◆ SHORT PROBLEM ◆
Can you quote the records below in full, word for word?

◆ DATA IN THIS EXERCISE ◆
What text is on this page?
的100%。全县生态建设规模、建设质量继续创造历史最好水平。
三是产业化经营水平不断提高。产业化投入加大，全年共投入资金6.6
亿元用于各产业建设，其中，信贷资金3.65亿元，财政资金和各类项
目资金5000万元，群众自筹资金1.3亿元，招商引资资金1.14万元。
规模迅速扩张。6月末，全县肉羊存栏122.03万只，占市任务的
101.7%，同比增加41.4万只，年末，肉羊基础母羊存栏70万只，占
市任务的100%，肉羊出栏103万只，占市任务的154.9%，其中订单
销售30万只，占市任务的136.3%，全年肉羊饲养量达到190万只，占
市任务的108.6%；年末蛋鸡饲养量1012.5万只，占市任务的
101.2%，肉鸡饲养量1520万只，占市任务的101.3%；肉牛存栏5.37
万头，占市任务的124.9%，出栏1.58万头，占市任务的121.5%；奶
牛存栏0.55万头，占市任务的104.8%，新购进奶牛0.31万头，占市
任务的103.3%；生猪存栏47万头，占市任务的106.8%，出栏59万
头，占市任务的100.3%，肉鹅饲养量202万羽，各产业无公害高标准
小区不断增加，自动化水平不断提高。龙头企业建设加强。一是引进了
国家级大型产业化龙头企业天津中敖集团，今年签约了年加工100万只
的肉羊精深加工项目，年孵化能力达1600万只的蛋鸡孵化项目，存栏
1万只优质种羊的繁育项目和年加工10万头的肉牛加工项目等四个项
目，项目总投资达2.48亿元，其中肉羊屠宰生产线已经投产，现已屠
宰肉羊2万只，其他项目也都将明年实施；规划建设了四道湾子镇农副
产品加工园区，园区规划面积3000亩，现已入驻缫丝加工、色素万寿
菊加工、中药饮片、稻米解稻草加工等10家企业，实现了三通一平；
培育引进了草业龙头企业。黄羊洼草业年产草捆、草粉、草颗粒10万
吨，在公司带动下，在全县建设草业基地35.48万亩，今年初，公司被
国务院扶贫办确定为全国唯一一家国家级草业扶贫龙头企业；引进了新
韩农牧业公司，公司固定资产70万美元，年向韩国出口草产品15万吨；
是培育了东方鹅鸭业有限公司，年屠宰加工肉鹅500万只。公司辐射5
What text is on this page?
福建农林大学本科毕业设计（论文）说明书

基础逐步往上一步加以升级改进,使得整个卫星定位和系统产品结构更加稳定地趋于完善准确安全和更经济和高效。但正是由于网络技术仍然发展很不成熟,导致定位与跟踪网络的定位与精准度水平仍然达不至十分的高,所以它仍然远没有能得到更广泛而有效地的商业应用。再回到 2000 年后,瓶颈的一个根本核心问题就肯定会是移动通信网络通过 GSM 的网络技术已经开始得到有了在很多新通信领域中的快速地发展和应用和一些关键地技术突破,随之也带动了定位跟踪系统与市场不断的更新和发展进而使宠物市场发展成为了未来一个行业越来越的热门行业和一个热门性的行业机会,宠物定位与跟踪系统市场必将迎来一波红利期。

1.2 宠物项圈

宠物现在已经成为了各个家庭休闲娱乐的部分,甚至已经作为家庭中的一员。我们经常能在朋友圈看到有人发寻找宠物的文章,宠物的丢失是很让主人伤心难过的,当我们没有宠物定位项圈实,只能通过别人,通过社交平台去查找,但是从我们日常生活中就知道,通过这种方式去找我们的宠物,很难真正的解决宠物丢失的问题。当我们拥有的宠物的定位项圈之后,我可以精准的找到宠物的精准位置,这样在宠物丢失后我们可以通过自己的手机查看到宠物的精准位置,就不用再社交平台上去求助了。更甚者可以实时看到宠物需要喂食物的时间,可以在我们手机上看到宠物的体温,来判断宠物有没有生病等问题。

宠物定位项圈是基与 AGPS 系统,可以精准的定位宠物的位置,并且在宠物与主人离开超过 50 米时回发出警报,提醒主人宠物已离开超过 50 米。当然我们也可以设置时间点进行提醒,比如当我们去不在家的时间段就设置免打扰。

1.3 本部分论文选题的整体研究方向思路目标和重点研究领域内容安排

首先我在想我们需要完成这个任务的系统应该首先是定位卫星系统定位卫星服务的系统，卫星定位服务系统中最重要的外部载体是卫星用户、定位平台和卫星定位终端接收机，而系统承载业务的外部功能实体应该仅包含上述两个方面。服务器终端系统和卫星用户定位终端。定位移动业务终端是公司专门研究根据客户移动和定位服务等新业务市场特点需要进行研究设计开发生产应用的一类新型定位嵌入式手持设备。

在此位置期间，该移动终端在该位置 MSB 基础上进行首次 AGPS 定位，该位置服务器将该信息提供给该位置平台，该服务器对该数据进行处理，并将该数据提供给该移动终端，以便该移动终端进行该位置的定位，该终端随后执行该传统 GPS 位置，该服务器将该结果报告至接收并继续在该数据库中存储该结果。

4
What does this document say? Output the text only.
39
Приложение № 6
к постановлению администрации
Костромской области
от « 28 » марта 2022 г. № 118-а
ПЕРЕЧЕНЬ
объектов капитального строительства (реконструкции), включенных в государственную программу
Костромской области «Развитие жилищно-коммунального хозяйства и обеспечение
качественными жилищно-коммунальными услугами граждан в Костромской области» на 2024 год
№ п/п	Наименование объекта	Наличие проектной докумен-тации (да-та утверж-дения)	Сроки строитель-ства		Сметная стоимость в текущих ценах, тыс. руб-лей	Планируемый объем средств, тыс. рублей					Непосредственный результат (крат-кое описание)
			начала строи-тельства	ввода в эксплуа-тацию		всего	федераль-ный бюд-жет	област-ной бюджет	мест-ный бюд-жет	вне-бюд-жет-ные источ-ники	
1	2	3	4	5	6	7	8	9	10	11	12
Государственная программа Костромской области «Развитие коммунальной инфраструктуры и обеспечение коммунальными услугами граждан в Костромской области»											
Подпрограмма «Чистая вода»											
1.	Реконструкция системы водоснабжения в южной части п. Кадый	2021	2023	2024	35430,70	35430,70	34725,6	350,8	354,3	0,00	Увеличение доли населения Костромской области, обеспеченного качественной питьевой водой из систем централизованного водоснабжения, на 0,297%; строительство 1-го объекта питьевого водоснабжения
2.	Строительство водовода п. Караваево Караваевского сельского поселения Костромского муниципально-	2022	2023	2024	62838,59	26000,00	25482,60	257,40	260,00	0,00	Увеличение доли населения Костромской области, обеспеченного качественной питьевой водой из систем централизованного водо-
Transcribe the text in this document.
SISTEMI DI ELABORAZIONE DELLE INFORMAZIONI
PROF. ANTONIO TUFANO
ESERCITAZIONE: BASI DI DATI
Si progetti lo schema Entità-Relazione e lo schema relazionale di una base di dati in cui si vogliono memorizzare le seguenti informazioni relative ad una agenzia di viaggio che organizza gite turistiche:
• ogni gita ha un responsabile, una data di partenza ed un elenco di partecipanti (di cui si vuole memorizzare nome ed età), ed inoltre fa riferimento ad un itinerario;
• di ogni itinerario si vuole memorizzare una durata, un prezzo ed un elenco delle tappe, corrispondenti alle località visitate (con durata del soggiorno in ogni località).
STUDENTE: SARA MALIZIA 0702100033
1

◆ RESULT OF THE EXERCISE ◆
What text is on this page?
的100%。全县生态建设规模、建设质量继续创造历史最好水平。
三是产业化经营水平不断提高。产业化投入加大，全年共投入资金6.6
亿元用于各产业建设，其中，信贷资金3.65亿元，财政资金和各类项
目资金5000万元，群众自筹资金1.3亿元，招商引资资金1.14万元。
规模迅速扩张。6月末，全县肉羊存栏122.03万只，占市任务的
101.7%，同比增加41.4万只，年末，肉羊基础母羊存栏70万只，占
市任务的100%，肉羊出栏103万只，占市任务的154.9%，其中订单
销售30万只，占市任务的136.3%，全年肉羊饲养量达到190万只，占
市任务的108.6%；年末蛋鸡饲养量1012.5万只，占市任务的
101.2%，肉鸡饲养量1520万只，占市任务的101.3%；肉牛存栏5.37
万头，占市任务的124.9%，出栏1.58万头，占市任务的121.5%；奶
牛存栏0.55万头，占市任务的104.8%，新购进奶牛0.31万头，占市
任务的103.3%；生猪存栏47万头，占市任务的106.8%，出栏59万
头，占市任务的100.3%，肉鹅饲养量202万羽，各产业无公害高标准
小区不断增加，自动化水平不断提高。龙头企业建设加强。一是引进了
国家级大型产业化龙头企业天津中敖集团，今年签约了年加工100万只
的肉羊精深加工项目，年孵化能力达1600万只的蛋鸡孵化项目，存栏
1万只优质种羊的繁育项目和年加工10万头的肉牛加工项目等四个项
目，项目总投资达2.48亿元，其中肉羊屠宰生产线已经投产，现已屠
宰肉羊2万只，其他项目也都将明年实施；规划建设了四道湾子镇农副
产品加工园区，园区规划面积3000亩，现已入驻缫丝加工、色素万寿
菊加工、中药饮片、稻米解稻草加工等10家企业，实现了三通一平；
培育引进了草业龙头企业。黄羊洼草业年产草捆、草粉、草颗粒10万
吨，在公司带动下，在全县建设草业基地35.48万亩，今年初，公司被
国务院扶贫办确定为全国唯一一家国家级草业扶贫龙头企业；引进了新
韩农牧业公司，公司固定资产70万美元，年向韩国出口草产品15万吨；
是培育了东方鹅鸭业有限公司，年屠宰加工肉鹅500万只。公司辐射5
What text is on this page?
福建农林大学本科毕业设计（论文）说明书

基础逐步往上一步加以升级改进,使得整个卫星定位和系统产品结构更加稳定地趋于完善准确安全和更经济和高效。但正是由于网络技术仍然发展很不成熟,导致定位与跟踪网络的定位与精准度水平仍然达不至十分的高,所以它仍然远没有能得到更广泛而有效地的商业应用。再回到 2000 年后,瓶颈的一个根本核心问题就肯定会是移动通信网络通过 GSM 的网络技术已经开始得到有了在很多新通信领域中的快速地发展和应用和一些关键地技术突破,随之也带动了定位跟踪系统与市场不断的更新和发展进而使宠物市场发展成为了未来一个行业越来越的热门行业和一个热门性的行业机会,宠物定位与跟踪系统市场必将迎来一波红利期。

1.2 宠物项圈

宠物现在已经成为了各个家庭休闲娱乐的部分,甚至已经作为家庭中的一员。我们经常能在朋友圈看到有人发寻找宠物的文章,宠物的丢失是很让主人伤心难过的,当我们没有宠物定位项圈实,只能通过别人,通过社交平台去查找,但是从我们日常生活中就知道,通过这种方式去找我们的宠物,很难真正的解决宠物丢失的问题。当我们拥有的宠物的定位项圈之后,我可以精准的找到宠物的精准位置,这样在宠物丢失后我们可以通过自己的手机查看到宠物的精准位置,就不用再社交平台上去求助了。更甚者可以实时看到宠物需要喂食物的时间,可以在我们手机上看到宠物的体温,来判断宠物有没有生病等问题。

宠物定位项圈是基与 AGPS 系统,可以精准的定位宠物的位置,并且在宠物与主人离开超过 50 米时回发出警报,提醒主人宠物已离开超过 50 米。当然我们也可以设置时间点进行提醒,比如当我们去不在家的时间段就设置免打扰。

1.3 本部分论文选题的整体研究方向思路目标和重点研究领域内容安排

首先我在想我们需要完成这个任务的系统应该首先是定位卫星系统定位卫星服务的系统，卫星定位服务系统中最重要的外部载体是卫星用户、定位平台和卫星定位终端接收机，而系统承载业务的外部功能实体应该仅包含上述两个方面。服务器终端系统和卫星用户定位终端。定位移动业务终端是公司专门研究根据客户移动和定位服务等新业务市场特点需要进行研究设计开发生产应用的一类新型定位嵌入式手持设备。

在此位置期间，该移动终端在该位置 MSB 基础上进行首次 AGPS 定位，该位置服务器将该信息提供给该位置平台，该服务器对该数据进行处理，并将该数据提供给该移动终端，以便该移动终端进行该位置的定位，该终端随后执行该传统 GPS 位置，该服务器将该结果报告至接收并继续在该数据库中存储该结果。

4
What does this document say? Output the text only.
39
Приложение № 6
к постановлению администрации
Костромской области
от « 28 » марта 2022 г. № 118-а
ПЕРЕЧЕНЬ
объектов капитального строительства (реконструкции), включенных в государственную программу
Костромской области «Развитие жилищно-коммунального хозяйства и обеспечение
качественными жилищно-коммунальными услугами граждан в Костромской области» на 2024 год
№ п/п	Наименование объекта	Наличие проектной докумен-тации (да-та утверж-дения)	Сроки строитель-ства		Сметная стоимость в текущих ценах, тыс. руб-лей	Планируемый объем средств, тыс. рублей					Непосредственный результат (крат-кое описание)
			начала строи-тельства	ввода в эксплуа-тацию		всего	федераль-ный бюд-жет	област-ной бюджет	мест-ный бюд-жет	вне-бюд-жет-ные источ-ники	
1	2	3	4	5	6	7	8	9	10	11	12
Государственная программа Костромской области «Развитие коммунальной инфраструктуры и обеспечение коммунальными услугами граждан в Костромской области»											
Подпрограмма «Чистая вода»											
1.	Реконструкция системы водоснабжения в южной части п. Кадый	2021	2023	2024	35430,70	35430,70	34725,6	350,8	354,3	0,00	Увеличение доли населения Костромской области, обеспеченного качественной питьевой водой из систем централизованного водоснабжения, на 0,297%; строительство 1-го объекта питьевого водоснабжения
2.	Строительство водовода п. Караваево Караваевского сельского поселения Костромского муниципально-	2022	2023	2024	62838,59	26000,00	25482,60	257,40	260,00	0,00	Увеличение доли населения Костромской области, обеспеченного качественной питьевой водой из систем централизованного водо-
Transcribe the text in this document.
SISTEMI DI ELABORAZIONE DELLE INFORMAZIONI
PROF. ANTONIO TUFANO
ESERCITAZIONE: BASI DI DATI
Si progetti lo schema Entità-Relazione e lo schema relazionale di una base di dati in cui si vogliono memorizzare le seguenti informazioni relative ad una agenzia di viaggio che organizza gite turistiche:
• ogni gita ha un responsabile, una data di partenza ed un elenco di partecipanti (di cui si vuole memorizzare nome ed età), ed inoltre fa riferimento ad un itinerario;
• di ogni itinerario si vuole memorizzare una durata, un prezzo ed un elenco delle tappe, corrispondenti alle località visitate (con durata del soggiorno in ogni località).
STUDENTE: SARA MALIZIA 0702100033
1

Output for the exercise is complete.